● TASK TO CARRY OUT
Identify each line below containing the string "nhiều" and copy it.

● RECORDS FOR THE TASK
╔══

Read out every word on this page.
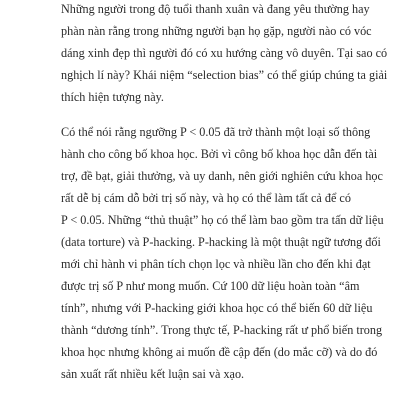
Những người trong độ tuổi thanh xuân và đang yêu thường hay
phàn nàn rằng trong những người bạn họ gặp, người nào có vóc
dáng xinh đẹp thì người đó có xu hướng càng vô duyên. Tại sao có
nghịch lí này? Khái niệm “selection bias” có thể giúp chúng ta giải
thích hiện tượng này.
Có thể nói rằng ngưỡng P < 0.05 đã trở thành một loại số thông
hành cho công bố khoa học. Bởi vì công bố khoa học dẫn đến tài
trợ, đề bạt, giải thưởng, và uy danh, nên giới nghiên cứu khoa học
rất dễ bị cám dỗ bởi trị số này, và họ có thể làm tất cả để có
P < 0.05. Những “thủ thuật” họ có thể làm bao gồm tra tấn dữ liệu
(data torture) và P-hacking. P-hacking là một thuật ngữ tương đối
mới chỉ hành vi phân tích chọn lọc và nhiều lần cho đến khi đạt
được trị số P như mong muốn. Cứ 100 dữ liệu hoàn toàn “âm
tính”, nhưng với P-hacking giới khoa học có thể biến 60 dữ liệu
thành “dương tính”. Trong thực tế, P-hacking rất ư phổ biến trong
khoa học nhưng không ai muốn đề cập đến (do mắc cỡ) và do đó
sản xuất rất nhiều kết luận sai và xạo.
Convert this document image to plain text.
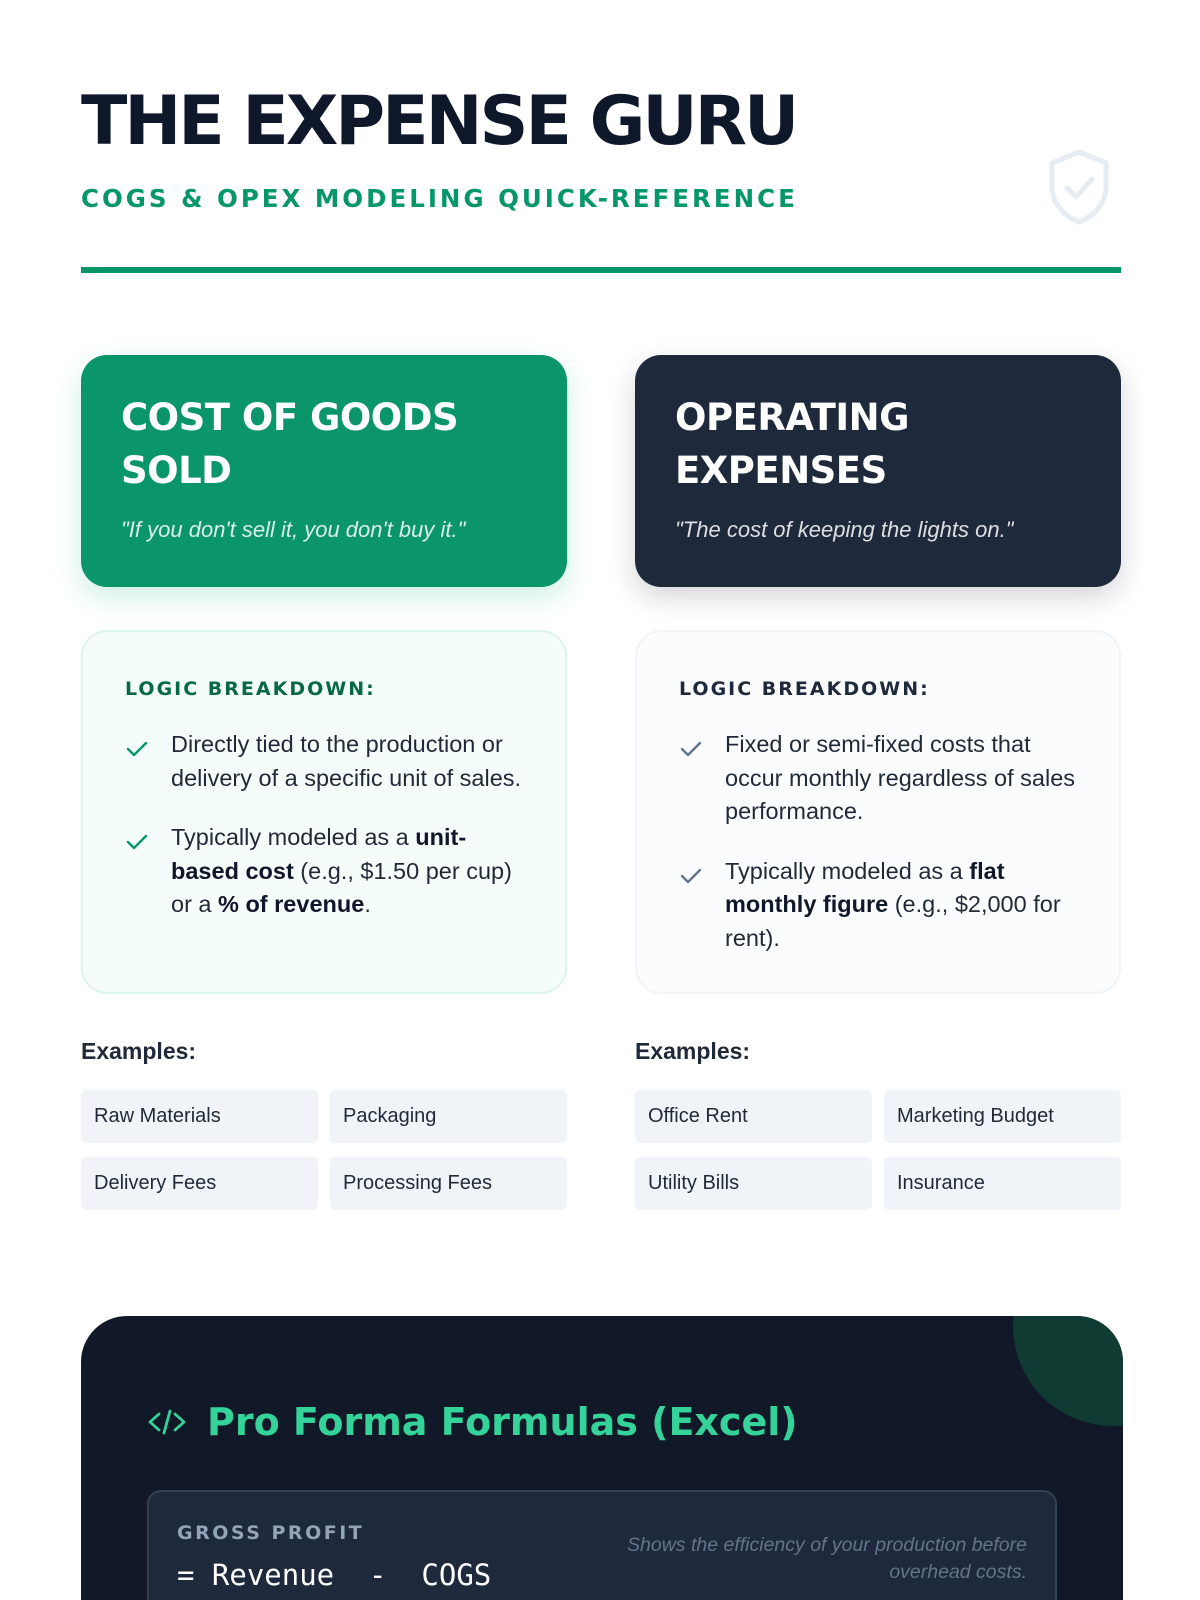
THE EXPENSE GURU
COGS & OPEX MODELING QUICK-REFERENCE
COST OF GOODS SOLD
"If you don't sell it, you don't buy it."
OPERATING EXPENSES
"The cost of keeping the lights on."
LOGIC BREAKDOWN:
Directly tied to the production or delivery of a specific unit of sales.
Typically modeled as a unit-based cost (e.g., $1.50 per cup) or a % of revenue.
LOGIC BREAKDOWN:
Fixed or semi-fixed costs that occur monthly regardless of sales performance.
Typically modeled as a flat monthly figure (e.g., $2,000 for rent).
Examples:
Raw Materials	Packaging
Delivery Fees	Processing Fees
Examples:
Office Rent	Marketing Budget
Utility Bills	Insurance
Pro Forma Formulas (Excel)
GROSS PROFIT
= Revenue  -  COGS
Shows the efficiency of your production before overhead costs.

╚══

● RESPONSE TO THE EXERCISE
mới chỉ hành vi phân tích chọn lọc và nhiều lần cho đến khi đạt
sản xuất rất nhiều kết luận sai và xạo.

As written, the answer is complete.